## start INPUT RECORDS

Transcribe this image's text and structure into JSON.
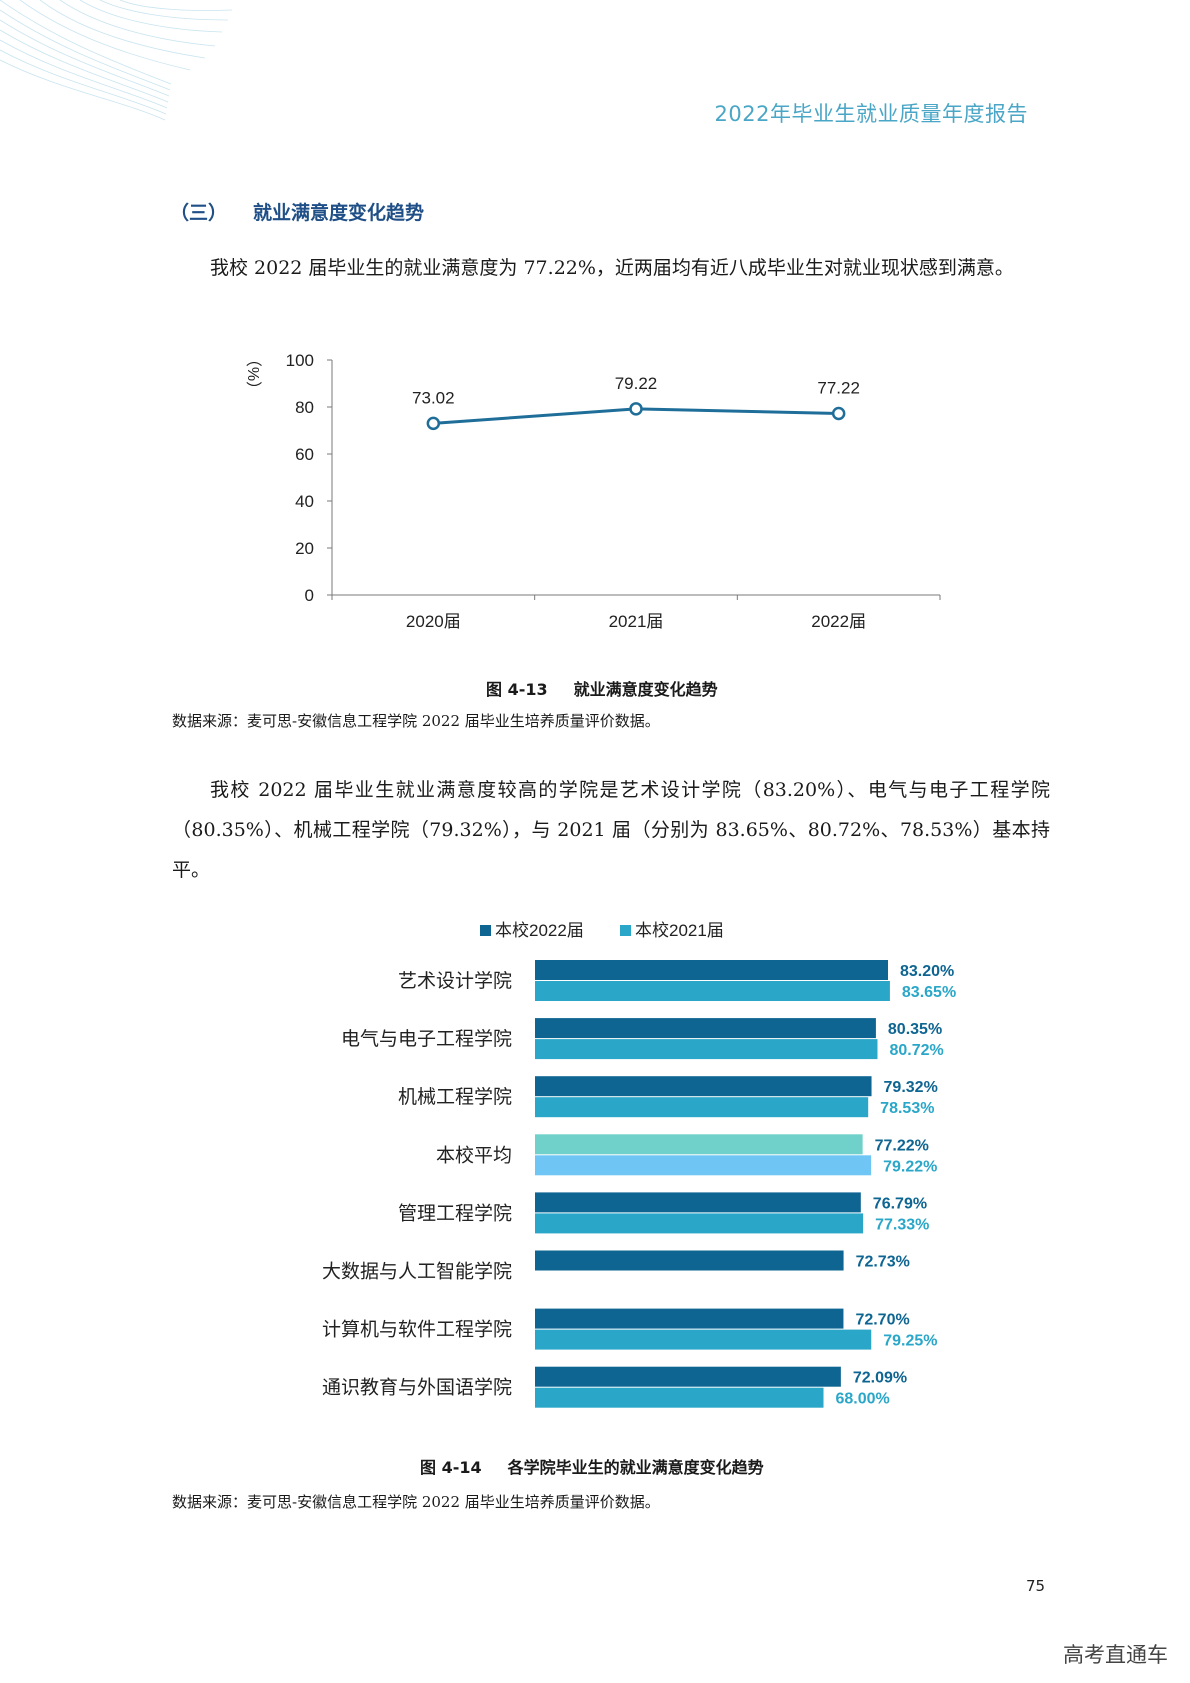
{
  "header": {
    "title": "2022年毕业生就业质量年度报告"
  },
  "section": {
    "number": "（三）",
    "title": "就业满意度变化趋势"
  },
  "para1": "我校 2022 届毕业生的就业满意度为 77.22%，近两届均有近八成毕业生对就业现状感到满意。",
  "para2": "我校 2022 届毕业生就业满意度较高的学院是艺术设计学院（83.20%）、电气与电子工程学院（80.35%）、机械工程学院（79.32%），与 2021 届（分别为 83.65%、80.72%、78.53%）基本持平。",
  "figure1": {
    "number": "图 4-13",
    "title": "就业满意度变化趋势"
  },
  "source1": "数据来源：麦可思-安徽信息工程学院 2022 届毕业生培养质量评价数据。",
  "figure2": {
    "number": "图 4-14",
    "title": "各学院毕业生的就业满意度变化趋势"
  },
  "source2": "数据来源：麦可思-安徽信息工程学院 2022 届毕业生培养质量评价数据。",
  "page_number": "75",
  "watermark": "高考直通车",
  "chart_data": [
    {
      "type": "line",
      "x": [
        "2020届",
        "2021届",
        "2022届"
      ],
      "series": [
        {
          "values": [
            73.02,
            79.22,
            77.22
          ]
        }
      ],
      "value_labels": [
        "73.02",
        "79.22",
        "77.22"
      ],
      "ylabel": "（%）",
      "ylim": [
        0,
        100
      ],
      "yticks": [
        "0",
        "20",
        "40",
        "60",
        "80",
        "100"
      ],
      "grid": false,
      "color": "#1f6e99"
    },
    {
      "type": "bar",
      "orientation": "horizontal",
      "categories": [
        "艺术设计学院",
        "电气与电子工程学院",
        "机械工程学院",
        "本校平均",
        "管理工程学院",
        "大数据与人工智能学院",
        "计算机与软件工程学院",
        "通识教育与外国语学院"
      ],
      "series": [
        {
          "name": "本校2022届",
          "values": [
            83.2,
            80.35,
            79.32,
            77.22,
            76.79,
            72.73,
            72.7,
            72.09
          ],
          "labels": [
            "83.20%",
            "80.35%",
            "79.32%",
            "77.22%",
            "76.79%",
            "72.73%",
            "72.70%",
            "72.09%"
          ]
        },
        {
          "name": "本校2021届",
          "values": [
            83.65,
            80.72,
            78.53,
            79.22,
            77.33,
            null,
            79.25,
            68.0
          ],
          "labels": [
            "83.65%",
            "80.72%",
            "78.53%",
            "79.22%",
            "77.33%",
            "",
            "79.25%",
            "68.00%"
          ]
        }
      ],
      "legend_position": "top",
      "colors": {
        "s2022": "#0e6592",
        "s2021": "#2aa7c8",
        "avg2022": "#6fd1c9",
        "avg2021": "#6fc6f4"
      }
    }
  ]
}
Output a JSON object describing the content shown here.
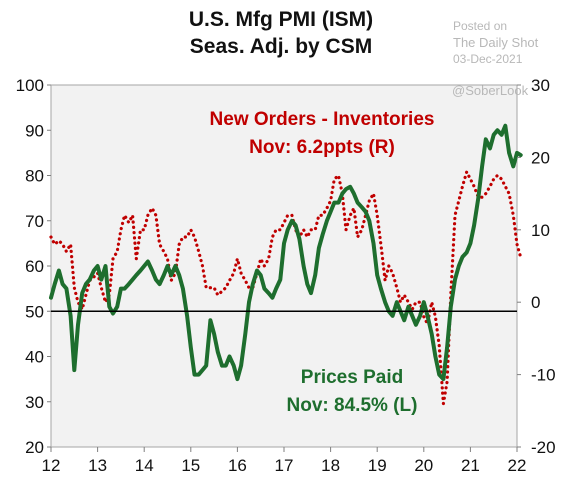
{
  "chart_data": {
    "type": "line",
    "title_lines": [
      "U.S. Mfg PMI (ISM)",
      "Seas. Adj.  by CSM"
    ],
    "watermark": {
      "posted_on": "Posted on",
      "source": "The Daily Shot",
      "date": "03-Dec-2021",
      "handle": "@SoberLook"
    },
    "x_ticks": [
      "12",
      "13",
      "14",
      "15",
      "16",
      "17",
      "18",
      "19",
      "20",
      "21",
      "22"
    ],
    "xlim": [
      2012,
      2022
    ],
    "left_axis": {
      "ylim": [
        20,
        100
      ],
      "ticks": [
        "100",
        "90",
        "80",
        "70",
        "60",
        "50",
        "40",
        "30",
        "20"
      ]
    },
    "right_axis": {
      "ylim": [
        -20,
        30
      ],
      "ticks": [
        "30",
        "20",
        "10",
        "0",
        "-10",
        "-20"
      ]
    },
    "reference_line": {
      "axis": "left",
      "value": 50
    },
    "background_color": "#f2f2f2",
    "series": [
      {
        "name": "Prices Paid",
        "axis": "left",
        "style": "solid",
        "color": "#1e6e2e",
        "label_lines": [
          "Prices Paid",
          "Nov: 84.5% (L)"
        ],
        "points": [
          [
            2012.0,
            53
          ],
          [
            2012.08,
            56
          ],
          [
            2012.17,
            59
          ],
          [
            2012.25,
            56
          ],
          [
            2012.33,
            55
          ],
          [
            2012.42,
            49
          ],
          [
            2012.5,
            37
          ],
          [
            2012.58,
            47
          ],
          [
            2012.67,
            54
          ],
          [
            2012.75,
            56
          ],
          [
            2012.83,
            57
          ],
          [
            2012.92,
            59
          ],
          [
            2013.0,
            60
          ],
          [
            2013.08,
            57
          ],
          [
            2013.17,
            60
          ],
          [
            2013.25,
            51
          ],
          [
            2013.33,
            49.5
          ],
          [
            2013.42,
            51
          ],
          [
            2013.5,
            55
          ],
          [
            2013.58,
            55
          ],
          [
            2013.67,
            56
          ],
          [
            2013.75,
            57
          ],
          [
            2013.83,
            58
          ],
          [
            2013.92,
            59
          ],
          [
            2014.0,
            60
          ],
          [
            2014.08,
            61
          ],
          [
            2014.17,
            59
          ],
          [
            2014.25,
            57
          ],
          [
            2014.33,
            56
          ],
          [
            2014.42,
            58
          ],
          [
            2014.5,
            60
          ],
          [
            2014.58,
            58
          ],
          [
            2014.67,
            60
          ],
          [
            2014.75,
            58
          ],
          [
            2014.83,
            55
          ],
          [
            2014.92,
            49
          ],
          [
            2015.0,
            42
          ],
          [
            2015.08,
            36
          ],
          [
            2015.17,
            36
          ],
          [
            2015.25,
            37
          ],
          [
            2015.33,
            38
          ],
          [
            2015.42,
            48
          ],
          [
            2015.5,
            45
          ],
          [
            2015.58,
            41
          ],
          [
            2015.67,
            38
          ],
          [
            2015.75,
            38
          ],
          [
            2015.83,
            40
          ],
          [
            2015.92,
            38
          ],
          [
            2016.0,
            35
          ],
          [
            2016.08,
            38
          ],
          [
            2016.17,
            45
          ],
          [
            2016.25,
            52
          ],
          [
            2016.33,
            56
          ],
          [
            2016.42,
            59
          ],
          [
            2016.5,
            58
          ],
          [
            2016.58,
            55
          ],
          [
            2016.67,
            54
          ],
          [
            2016.75,
            53
          ],
          [
            2016.83,
            55
          ],
          [
            2016.92,
            57
          ],
          [
            2017.0,
            65
          ],
          [
            2017.08,
            68
          ],
          [
            2017.17,
            70
          ],
          [
            2017.25,
            69
          ],
          [
            2017.33,
            66
          ],
          [
            2017.42,
            60
          ],
          [
            2017.5,
            56
          ],
          [
            2017.58,
            54
          ],
          [
            2017.67,
            58
          ],
          [
            2017.75,
            64
          ],
          [
            2017.83,
            67
          ],
          [
            2017.92,
            70
          ],
          [
            2018.0,
            72
          ],
          [
            2018.08,
            74
          ],
          [
            2018.17,
            74
          ],
          [
            2018.25,
            76
          ],
          [
            2018.33,
            77
          ],
          [
            2018.42,
            77.5
          ],
          [
            2018.5,
            76
          ],
          [
            2018.58,
            74
          ],
          [
            2018.67,
            73
          ],
          [
            2018.75,
            72
          ],
          [
            2018.83,
            70
          ],
          [
            2018.92,
            65
          ],
          [
            2019.0,
            58
          ],
          [
            2019.08,
            55
          ],
          [
            2019.17,
            52
          ],
          [
            2019.25,
            50
          ],
          [
            2019.33,
            49
          ],
          [
            2019.42,
            52
          ],
          [
            2019.5,
            50
          ],
          [
            2019.58,
            48
          ],
          [
            2019.67,
            51
          ],
          [
            2019.75,
            49
          ],
          [
            2019.83,
            47
          ],
          [
            2019.92,
            49
          ],
          [
            2020.0,
            52
          ],
          [
            2020.08,
            49
          ],
          [
            2020.17,
            45
          ],
          [
            2020.25,
            40
          ],
          [
            2020.33,
            36
          ],
          [
            2020.42,
            35
          ],
          [
            2020.5,
            42
          ],
          [
            2020.58,
            51
          ],
          [
            2020.67,
            57
          ],
          [
            2020.75,
            60
          ],
          [
            2020.83,
            62
          ],
          [
            2020.92,
            63
          ],
          [
            2021.0,
            65
          ],
          [
            2021.08,
            69
          ],
          [
            2021.17,
            75
          ],
          [
            2021.25,
            82
          ],
          [
            2021.33,
            88
          ],
          [
            2021.42,
            86
          ],
          [
            2021.5,
            89
          ],
          [
            2021.58,
            90
          ],
          [
            2021.67,
            89
          ],
          [
            2021.75,
            91
          ],
          [
            2021.83,
            85
          ],
          [
            2021.92,
            82
          ],
          [
            2022.0,
            85
          ],
          [
            2022.08,
            84.5
          ]
        ]
      },
      {
        "name": "New Orders - Inventories",
        "axis": "right",
        "style": "dotted",
        "color": "#c00000",
        "label_lines": [
          "New Orders - Inventories",
          "Nov: 6.2ppts (R)"
        ],
        "points": [
          [
            2012.0,
            9
          ],
          [
            2012.08,
            8
          ],
          [
            2012.17,
            8.5
          ],
          [
            2012.25,
            8
          ],
          [
            2012.33,
            7
          ],
          [
            2012.42,
            8
          ],
          [
            2012.5,
            2
          ],
          [
            2012.58,
            0
          ],
          [
            2012.67,
            -1
          ],
          [
            2012.75,
            1
          ],
          [
            2012.83,
            3
          ],
          [
            2012.92,
            3.5
          ],
          [
            2013.0,
            4
          ],
          [
            2013.08,
            2
          ],
          [
            2013.17,
            0
          ],
          [
            2013.25,
            1
          ],
          [
            2013.33,
            6
          ],
          [
            2013.42,
            7
          ],
          [
            2013.5,
            10
          ],
          [
            2013.58,
            12
          ],
          [
            2013.67,
            11
          ],
          [
            2013.75,
            12
          ],
          [
            2013.83,
            6
          ],
          [
            2013.92,
            10
          ],
          [
            2014.0,
            10
          ],
          [
            2014.08,
            12
          ],
          [
            2014.17,
            13
          ],
          [
            2014.25,
            12
          ],
          [
            2014.33,
            8
          ],
          [
            2014.42,
            7
          ],
          [
            2014.5,
            6
          ],
          [
            2014.58,
            3
          ],
          [
            2014.67,
            4
          ],
          [
            2014.75,
            8
          ],
          [
            2014.83,
            9
          ],
          [
            2014.92,
            9
          ],
          [
            2015.0,
            10
          ],
          [
            2015.08,
            9
          ],
          [
            2015.17,
            7
          ],
          [
            2015.25,
            5
          ],
          [
            2015.33,
            2
          ],
          [
            2015.42,
            2
          ],
          [
            2015.5,
            2
          ],
          [
            2015.58,
            1
          ],
          [
            2015.67,
            1.5
          ],
          [
            2015.75,
            2
          ],
          [
            2015.83,
            3
          ],
          [
            2015.92,
            4
          ],
          [
            2016.0,
            6
          ],
          [
            2016.08,
            4
          ],
          [
            2016.17,
            3
          ],
          [
            2016.25,
            2
          ],
          [
            2016.33,
            2
          ],
          [
            2016.42,
            4
          ],
          [
            2016.5,
            6
          ],
          [
            2016.58,
            5
          ],
          [
            2016.67,
            6
          ],
          [
            2016.75,
            9
          ],
          [
            2016.83,
            10
          ],
          [
            2016.92,
            10
          ],
          [
            2017.0,
            11
          ],
          [
            2017.08,
            12
          ],
          [
            2017.17,
            12
          ],
          [
            2017.25,
            10
          ],
          [
            2017.33,
            9
          ],
          [
            2017.42,
            10
          ],
          [
            2017.5,
            9
          ],
          [
            2017.58,
            10
          ],
          [
            2017.67,
            10
          ],
          [
            2017.75,
            12
          ],
          [
            2017.83,
            12
          ],
          [
            2017.92,
            13
          ],
          [
            2018.0,
            14
          ],
          [
            2018.08,
            17
          ],
          [
            2018.17,
            17.5
          ],
          [
            2018.25,
            15
          ],
          [
            2018.33,
            10
          ],
          [
            2018.42,
            12
          ],
          [
            2018.5,
            13
          ],
          [
            2018.58,
            9
          ],
          [
            2018.67,
            10
          ],
          [
            2018.75,
            12
          ],
          [
            2018.83,
            14
          ],
          [
            2018.92,
            15
          ],
          [
            2019.0,
            12
          ],
          [
            2019.08,
            8
          ],
          [
            2019.17,
            3
          ],
          [
            2019.25,
            5
          ],
          [
            2019.33,
            4
          ],
          [
            2019.42,
            2
          ],
          [
            2019.5,
            0
          ],
          [
            2019.58,
            1
          ],
          [
            2019.67,
            0
          ],
          [
            2019.75,
            -1
          ],
          [
            2019.83,
            0
          ],
          [
            2019.92,
            0
          ],
          [
            2020.0,
            -2
          ],
          [
            2020.08,
            -3
          ],
          [
            2020.17,
            0
          ],
          [
            2020.25,
            -2
          ],
          [
            2020.33,
            -6
          ],
          [
            2020.42,
            -14
          ],
          [
            2020.5,
            -11
          ],
          [
            2020.58,
            1
          ],
          [
            2020.67,
            12
          ],
          [
            2020.75,
            14
          ],
          [
            2020.83,
            16
          ],
          [
            2020.92,
            18
          ],
          [
            2021.0,
            17
          ],
          [
            2021.08,
            16
          ],
          [
            2021.17,
            14.5
          ],
          [
            2021.25,
            14.5
          ],
          [
            2021.33,
            15
          ],
          [
            2021.42,
            16
          ],
          [
            2021.5,
            17
          ],
          [
            2021.58,
            17.5
          ],
          [
            2021.67,
            17
          ],
          [
            2021.75,
            16
          ],
          [
            2021.83,
            15
          ],
          [
            2021.92,
            12
          ],
          [
            2022.0,
            8
          ],
          [
            2022.08,
            6.2
          ]
        ]
      }
    ]
  }
}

## end INPUT RECORDS

Report how many lines above hold the string "数据来源", giving nothing but the number.

2